• [Aim] Report all lines holding "workers".

• [Data provided]
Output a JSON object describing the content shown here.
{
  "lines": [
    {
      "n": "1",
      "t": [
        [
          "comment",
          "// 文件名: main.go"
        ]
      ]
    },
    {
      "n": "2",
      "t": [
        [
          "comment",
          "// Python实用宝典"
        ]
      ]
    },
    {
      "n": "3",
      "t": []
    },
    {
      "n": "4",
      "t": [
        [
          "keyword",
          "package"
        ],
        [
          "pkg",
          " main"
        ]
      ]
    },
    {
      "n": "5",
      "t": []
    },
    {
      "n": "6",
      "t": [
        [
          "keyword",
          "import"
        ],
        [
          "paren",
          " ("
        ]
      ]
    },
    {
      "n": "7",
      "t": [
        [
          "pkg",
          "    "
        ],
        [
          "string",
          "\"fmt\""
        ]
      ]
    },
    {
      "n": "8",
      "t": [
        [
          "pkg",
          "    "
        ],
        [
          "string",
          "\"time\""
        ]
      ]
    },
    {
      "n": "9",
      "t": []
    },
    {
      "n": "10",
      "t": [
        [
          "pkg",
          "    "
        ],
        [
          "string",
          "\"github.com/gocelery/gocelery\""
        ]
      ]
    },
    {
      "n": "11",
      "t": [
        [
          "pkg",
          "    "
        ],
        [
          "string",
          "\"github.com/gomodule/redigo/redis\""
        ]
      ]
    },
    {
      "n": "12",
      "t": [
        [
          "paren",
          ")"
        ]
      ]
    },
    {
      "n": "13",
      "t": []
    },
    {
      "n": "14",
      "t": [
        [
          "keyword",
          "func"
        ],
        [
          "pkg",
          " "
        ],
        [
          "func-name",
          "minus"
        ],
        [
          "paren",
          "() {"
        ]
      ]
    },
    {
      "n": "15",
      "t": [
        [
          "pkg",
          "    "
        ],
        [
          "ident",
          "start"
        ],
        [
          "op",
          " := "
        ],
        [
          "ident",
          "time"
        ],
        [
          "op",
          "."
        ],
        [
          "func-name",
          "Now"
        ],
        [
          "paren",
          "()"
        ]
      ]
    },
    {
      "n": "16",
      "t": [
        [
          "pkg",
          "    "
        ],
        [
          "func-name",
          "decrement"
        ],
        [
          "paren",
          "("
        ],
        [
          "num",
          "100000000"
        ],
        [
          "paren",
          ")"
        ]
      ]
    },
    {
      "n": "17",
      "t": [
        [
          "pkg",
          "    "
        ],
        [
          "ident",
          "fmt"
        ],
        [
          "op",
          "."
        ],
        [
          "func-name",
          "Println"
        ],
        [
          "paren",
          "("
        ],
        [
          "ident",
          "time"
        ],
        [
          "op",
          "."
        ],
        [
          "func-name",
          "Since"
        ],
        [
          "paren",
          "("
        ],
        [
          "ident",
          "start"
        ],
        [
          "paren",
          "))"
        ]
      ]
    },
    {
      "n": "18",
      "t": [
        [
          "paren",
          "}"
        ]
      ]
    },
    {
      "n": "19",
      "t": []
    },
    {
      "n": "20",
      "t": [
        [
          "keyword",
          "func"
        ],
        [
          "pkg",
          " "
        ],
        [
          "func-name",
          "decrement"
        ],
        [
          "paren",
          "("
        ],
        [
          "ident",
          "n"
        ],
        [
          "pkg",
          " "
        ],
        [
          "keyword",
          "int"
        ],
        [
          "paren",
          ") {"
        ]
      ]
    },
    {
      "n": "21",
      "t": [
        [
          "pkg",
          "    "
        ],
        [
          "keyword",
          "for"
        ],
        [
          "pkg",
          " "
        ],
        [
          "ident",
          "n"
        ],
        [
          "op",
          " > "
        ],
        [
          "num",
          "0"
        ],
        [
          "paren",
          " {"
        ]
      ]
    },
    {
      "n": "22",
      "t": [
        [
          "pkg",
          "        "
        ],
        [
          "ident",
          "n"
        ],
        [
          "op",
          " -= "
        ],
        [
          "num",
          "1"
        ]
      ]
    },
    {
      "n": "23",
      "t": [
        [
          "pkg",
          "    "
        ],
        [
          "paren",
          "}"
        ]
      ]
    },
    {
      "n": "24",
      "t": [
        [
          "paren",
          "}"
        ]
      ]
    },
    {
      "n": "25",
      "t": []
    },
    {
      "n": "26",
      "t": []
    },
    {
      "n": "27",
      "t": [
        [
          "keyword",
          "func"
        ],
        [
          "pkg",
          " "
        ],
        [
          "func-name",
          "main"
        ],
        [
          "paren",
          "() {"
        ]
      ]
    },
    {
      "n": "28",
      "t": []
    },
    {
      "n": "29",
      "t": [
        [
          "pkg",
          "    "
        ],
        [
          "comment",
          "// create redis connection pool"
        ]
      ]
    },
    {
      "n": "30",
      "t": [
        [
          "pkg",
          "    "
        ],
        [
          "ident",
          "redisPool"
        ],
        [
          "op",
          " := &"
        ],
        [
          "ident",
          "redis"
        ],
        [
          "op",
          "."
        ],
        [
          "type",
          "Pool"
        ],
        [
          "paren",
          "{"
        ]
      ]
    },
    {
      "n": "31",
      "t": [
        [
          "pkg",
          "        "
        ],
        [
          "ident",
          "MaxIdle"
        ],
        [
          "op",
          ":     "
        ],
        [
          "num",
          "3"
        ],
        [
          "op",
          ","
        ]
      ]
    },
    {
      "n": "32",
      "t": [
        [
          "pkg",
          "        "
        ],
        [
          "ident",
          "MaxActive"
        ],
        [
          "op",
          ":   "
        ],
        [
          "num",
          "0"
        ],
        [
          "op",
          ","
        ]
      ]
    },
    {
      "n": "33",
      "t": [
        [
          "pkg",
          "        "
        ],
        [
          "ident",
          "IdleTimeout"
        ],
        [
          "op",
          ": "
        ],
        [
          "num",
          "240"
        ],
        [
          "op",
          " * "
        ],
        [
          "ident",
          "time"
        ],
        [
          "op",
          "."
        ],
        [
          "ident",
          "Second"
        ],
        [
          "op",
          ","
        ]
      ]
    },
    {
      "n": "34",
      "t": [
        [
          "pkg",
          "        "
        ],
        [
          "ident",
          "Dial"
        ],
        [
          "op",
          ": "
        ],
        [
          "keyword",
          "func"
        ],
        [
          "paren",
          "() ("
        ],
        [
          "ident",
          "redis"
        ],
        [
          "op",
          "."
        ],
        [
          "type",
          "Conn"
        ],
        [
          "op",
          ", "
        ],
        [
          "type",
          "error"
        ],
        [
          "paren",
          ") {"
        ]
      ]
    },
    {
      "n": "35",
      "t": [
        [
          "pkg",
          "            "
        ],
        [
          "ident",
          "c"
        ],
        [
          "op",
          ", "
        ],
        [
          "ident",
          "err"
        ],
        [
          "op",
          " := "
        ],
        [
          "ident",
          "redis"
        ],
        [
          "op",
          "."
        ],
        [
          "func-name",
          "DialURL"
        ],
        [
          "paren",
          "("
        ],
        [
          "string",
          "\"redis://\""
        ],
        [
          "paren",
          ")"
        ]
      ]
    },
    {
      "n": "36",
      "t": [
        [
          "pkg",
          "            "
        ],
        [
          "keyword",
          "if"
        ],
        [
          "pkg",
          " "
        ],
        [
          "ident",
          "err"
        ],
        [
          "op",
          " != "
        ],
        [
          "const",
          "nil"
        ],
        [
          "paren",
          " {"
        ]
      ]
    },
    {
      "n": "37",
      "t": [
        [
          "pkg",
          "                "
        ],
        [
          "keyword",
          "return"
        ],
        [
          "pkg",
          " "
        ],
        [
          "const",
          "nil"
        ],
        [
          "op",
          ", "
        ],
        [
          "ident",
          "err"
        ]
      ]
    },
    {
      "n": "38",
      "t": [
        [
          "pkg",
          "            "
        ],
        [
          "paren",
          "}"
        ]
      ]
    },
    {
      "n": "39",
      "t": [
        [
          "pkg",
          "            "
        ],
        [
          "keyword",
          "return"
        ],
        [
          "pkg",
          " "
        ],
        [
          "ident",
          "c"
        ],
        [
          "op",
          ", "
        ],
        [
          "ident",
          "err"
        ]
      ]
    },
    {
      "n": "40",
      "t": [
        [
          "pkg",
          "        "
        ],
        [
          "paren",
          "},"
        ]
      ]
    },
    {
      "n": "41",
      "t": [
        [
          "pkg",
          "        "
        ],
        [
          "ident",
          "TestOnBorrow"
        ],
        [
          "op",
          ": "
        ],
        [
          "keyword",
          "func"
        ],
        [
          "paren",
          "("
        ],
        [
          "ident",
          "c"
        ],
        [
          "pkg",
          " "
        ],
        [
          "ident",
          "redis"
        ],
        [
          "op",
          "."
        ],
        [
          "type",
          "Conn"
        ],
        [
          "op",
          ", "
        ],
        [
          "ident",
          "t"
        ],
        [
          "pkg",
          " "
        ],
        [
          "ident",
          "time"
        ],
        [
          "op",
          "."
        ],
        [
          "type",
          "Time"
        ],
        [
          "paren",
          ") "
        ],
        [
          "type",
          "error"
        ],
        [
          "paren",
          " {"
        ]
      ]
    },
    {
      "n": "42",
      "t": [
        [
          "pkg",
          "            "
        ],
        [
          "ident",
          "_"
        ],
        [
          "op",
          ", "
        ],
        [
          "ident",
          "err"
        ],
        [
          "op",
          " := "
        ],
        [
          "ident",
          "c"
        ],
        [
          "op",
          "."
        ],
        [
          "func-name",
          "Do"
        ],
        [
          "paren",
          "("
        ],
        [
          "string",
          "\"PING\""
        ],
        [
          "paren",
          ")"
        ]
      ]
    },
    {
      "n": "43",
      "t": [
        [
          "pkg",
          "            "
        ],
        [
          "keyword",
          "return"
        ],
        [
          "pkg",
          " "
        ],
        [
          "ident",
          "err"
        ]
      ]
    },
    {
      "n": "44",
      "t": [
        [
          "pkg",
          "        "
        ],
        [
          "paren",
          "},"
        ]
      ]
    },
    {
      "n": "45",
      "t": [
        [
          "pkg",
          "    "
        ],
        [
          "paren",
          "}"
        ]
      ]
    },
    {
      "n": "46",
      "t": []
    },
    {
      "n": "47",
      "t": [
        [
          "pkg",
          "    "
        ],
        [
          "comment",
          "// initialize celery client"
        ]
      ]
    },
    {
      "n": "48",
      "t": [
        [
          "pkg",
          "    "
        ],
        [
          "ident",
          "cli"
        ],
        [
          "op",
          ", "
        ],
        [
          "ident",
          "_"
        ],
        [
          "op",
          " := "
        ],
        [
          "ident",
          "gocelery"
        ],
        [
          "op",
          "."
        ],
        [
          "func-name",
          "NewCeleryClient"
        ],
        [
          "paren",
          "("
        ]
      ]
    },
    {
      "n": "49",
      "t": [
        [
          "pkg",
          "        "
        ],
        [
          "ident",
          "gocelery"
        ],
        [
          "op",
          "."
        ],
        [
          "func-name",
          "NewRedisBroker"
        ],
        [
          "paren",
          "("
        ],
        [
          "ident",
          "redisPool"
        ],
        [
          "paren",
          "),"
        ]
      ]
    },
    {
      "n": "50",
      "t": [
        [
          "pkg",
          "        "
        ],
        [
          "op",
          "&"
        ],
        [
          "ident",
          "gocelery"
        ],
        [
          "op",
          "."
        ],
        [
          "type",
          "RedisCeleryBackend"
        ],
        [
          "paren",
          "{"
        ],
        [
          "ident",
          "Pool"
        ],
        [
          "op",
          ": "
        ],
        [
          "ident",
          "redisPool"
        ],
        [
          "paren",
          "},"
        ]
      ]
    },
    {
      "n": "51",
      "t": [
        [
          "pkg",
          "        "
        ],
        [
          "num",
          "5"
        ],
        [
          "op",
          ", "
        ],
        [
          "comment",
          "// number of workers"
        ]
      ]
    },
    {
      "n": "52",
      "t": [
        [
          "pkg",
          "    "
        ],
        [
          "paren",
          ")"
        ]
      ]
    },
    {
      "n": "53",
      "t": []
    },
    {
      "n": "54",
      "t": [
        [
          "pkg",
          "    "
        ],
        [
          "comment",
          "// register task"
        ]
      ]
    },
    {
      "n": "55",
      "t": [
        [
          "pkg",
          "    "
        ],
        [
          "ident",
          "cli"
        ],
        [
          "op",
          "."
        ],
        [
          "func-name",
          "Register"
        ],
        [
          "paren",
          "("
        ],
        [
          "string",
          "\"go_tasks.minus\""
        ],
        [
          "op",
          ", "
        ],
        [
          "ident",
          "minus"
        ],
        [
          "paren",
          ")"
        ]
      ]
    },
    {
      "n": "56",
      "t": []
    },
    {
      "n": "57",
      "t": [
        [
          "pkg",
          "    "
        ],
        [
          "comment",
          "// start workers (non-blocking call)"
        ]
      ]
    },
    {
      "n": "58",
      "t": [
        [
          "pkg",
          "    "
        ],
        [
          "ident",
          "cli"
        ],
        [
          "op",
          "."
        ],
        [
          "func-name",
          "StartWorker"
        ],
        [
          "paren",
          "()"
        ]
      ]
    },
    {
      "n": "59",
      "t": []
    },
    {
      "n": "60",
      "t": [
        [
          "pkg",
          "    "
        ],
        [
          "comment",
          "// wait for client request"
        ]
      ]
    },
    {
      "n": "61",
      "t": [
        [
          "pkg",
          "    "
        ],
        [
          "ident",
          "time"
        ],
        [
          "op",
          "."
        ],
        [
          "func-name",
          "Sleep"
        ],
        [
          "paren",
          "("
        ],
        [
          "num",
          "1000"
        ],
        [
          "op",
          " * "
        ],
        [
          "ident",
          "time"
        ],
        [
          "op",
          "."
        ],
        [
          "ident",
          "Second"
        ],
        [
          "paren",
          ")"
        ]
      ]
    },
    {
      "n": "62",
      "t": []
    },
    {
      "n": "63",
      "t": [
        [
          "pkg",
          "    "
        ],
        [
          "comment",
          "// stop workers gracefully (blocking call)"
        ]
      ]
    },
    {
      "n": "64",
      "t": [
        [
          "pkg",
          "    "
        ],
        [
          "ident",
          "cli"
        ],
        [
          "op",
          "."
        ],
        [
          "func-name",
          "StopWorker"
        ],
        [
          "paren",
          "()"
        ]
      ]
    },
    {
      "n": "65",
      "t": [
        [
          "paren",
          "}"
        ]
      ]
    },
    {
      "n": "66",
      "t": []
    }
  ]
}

• [Reply]
          "// number of workers"
          "// start workers (non-blocking call)"
          "// stop workers gracefully (blocking call)"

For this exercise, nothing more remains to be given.